== Requirement ==
Quote, verbatim, all material below, without pictures.

[start of Listed records]

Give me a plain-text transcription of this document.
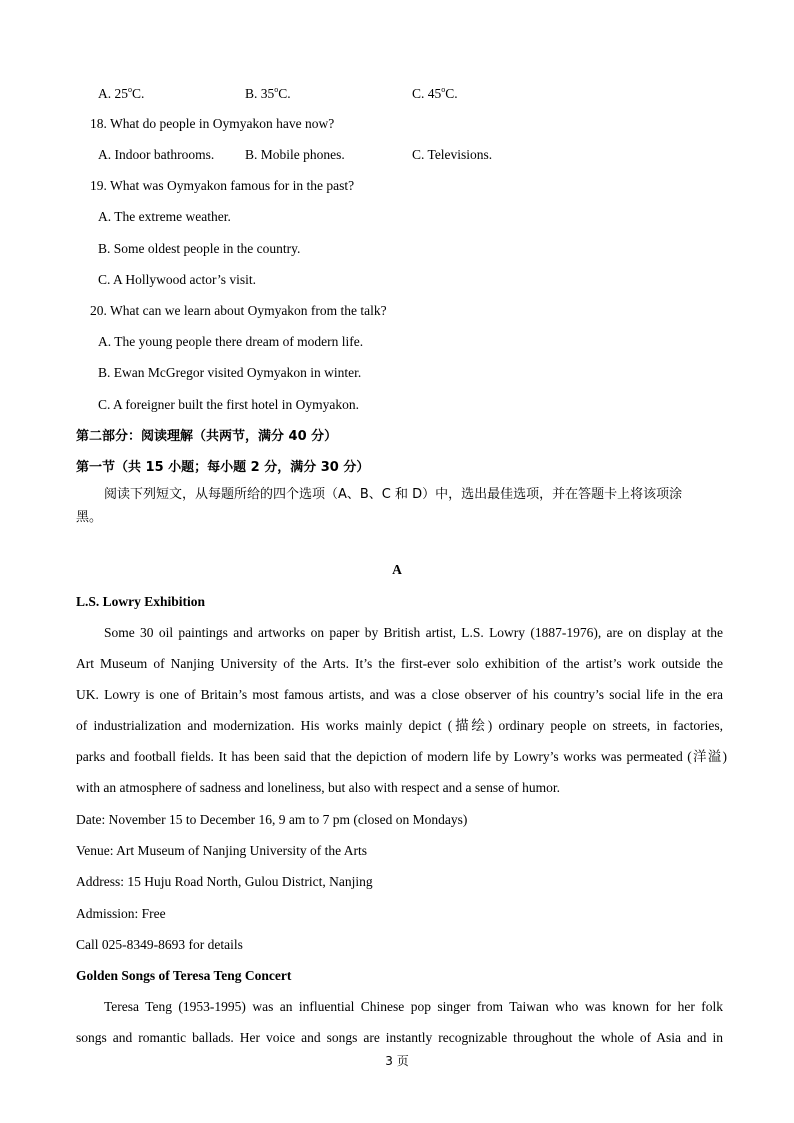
A. 25$^o$C.	B. 35$^o$C.	C. 45$^o$C.
18. What do people in Oymyakon have now?
A. Indoor bathrooms. B. Mobile phones.	C. Televisions.
19. What was Oymyakon famous for in the past?
A. The extreme weather.
B. Some oldest people in the country.
C. A Hollywood actor’s visit.
20. What can we learn about Oymyakon from the talk?
A. The young people there dream of modern life.
B. Ewan McGregor visited Oymyakon in winter.
C. A foreigner built the first hotel in Oymyakon.
第二部分：阅读理解（共两节，满分 40 分）
第一节（共 15 小题；每小题 2 分，满分 30 分）
阅读下列短文，从每题所给的四个选项（A、B、C 和 D）中，选出最佳选项，并在答题卡上将该项涂
黑。
A
L.S. Lowry Exhibition
Some 30 oil paintings and artworks on paper by British artist, L.S. Lowry (1887-1976), are on display at the
Art Museum of Nanjing University of the Arts. It’s the first-ever solo exhibition of the artist’s work outside the
UK. Lowry is one of Britain’s most famous artists, and was a close observer of his country’s social life in the era
of industrialization and modernization. His works mainly depict (描绘) ordinary people on streets, in factories,
parks and football fields. It has been said that the depiction of modern life by Lowry’s works was permeated (洋溢)
with an atmosphere of sadness and loneliness, but also with respect and a sense of humor.
Date: November 15 to December 16, 9 am to 7 pm (closed on Mondays)
Venue: Art Museum of Nanjing University of the Arts
Address: 15 Huju Road North, Gulou District, Nanjing
Admission: Free
Call 025-8349-8693 for details
Golden Songs of Teresa Teng Concert
Teresa Teng (1953-1995) was an influential Chinese pop singer from Taiwan who was known for her folk
songs and romantic ballads. Her voice and songs are instantly recognizable throughout the whole of Asia and in
3 页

[end of Listed records]

== Task output ==
Give me a plain-text transcription of this document.
A. 25$^o$C.	B. 35$^o$C.	C. 45$^o$C.
18. What do people in Oymyakon have now?
A. Indoor bathrooms. B. Mobile phones.	C. Televisions.
19. What was Oymyakon famous for in the past?
A. The extreme weather.
B. Some oldest people in the country.
C. A Hollywood actor’s visit.
20. What can we learn about Oymyakon from the talk?
A. The young people there dream of modern life.
B. Ewan McGregor visited Oymyakon in winter.
C. A foreigner built the first hotel in Oymyakon.
第二部分：阅读理解（共两节，满分 40 分）
第一节（共 15 小题；每小题 2 分，满分 30 分）
阅读下列短文，从每题所给的四个选项（A、B、C 和 D）中，选出最佳选项，并在答题卡上将该项涂
黑。
A
L.S. Lowry Exhibition
Some 30 oil paintings and artworks on paper by British artist, L.S. Lowry (1887-1976), are on display at the
Art Museum of Nanjing University of the Arts. It’s the first-ever solo exhibition of the artist’s work outside the
UK. Lowry is one of Britain’s most famous artists, and was a close observer of his country’s social life in the era
of industrialization and modernization. His works mainly depict (描绘) ordinary people on streets, in factories,
parks and football fields. It has been said that the depiction of modern life by Lowry’s works was permeated (洋溢)
with an atmosphere of sadness and loneliness, but also with respect and a sense of humor.
Date: November 15 to December 16, 9 am to 7 pm (closed on Mondays)
Venue: Art Museum of Nanjing University of the Arts
Address: 15 Huju Road North, Gulou District, Nanjing
Admission: Free
Call 025-8349-8693 for details
Golden Songs of Teresa Teng Concert
Teresa Teng (1953-1995) was an influential Chinese pop singer from Taiwan who was known for her folk
songs and romantic ballads. Her voice and songs are instantly recognizable throughout the whole of Asia and in
3 页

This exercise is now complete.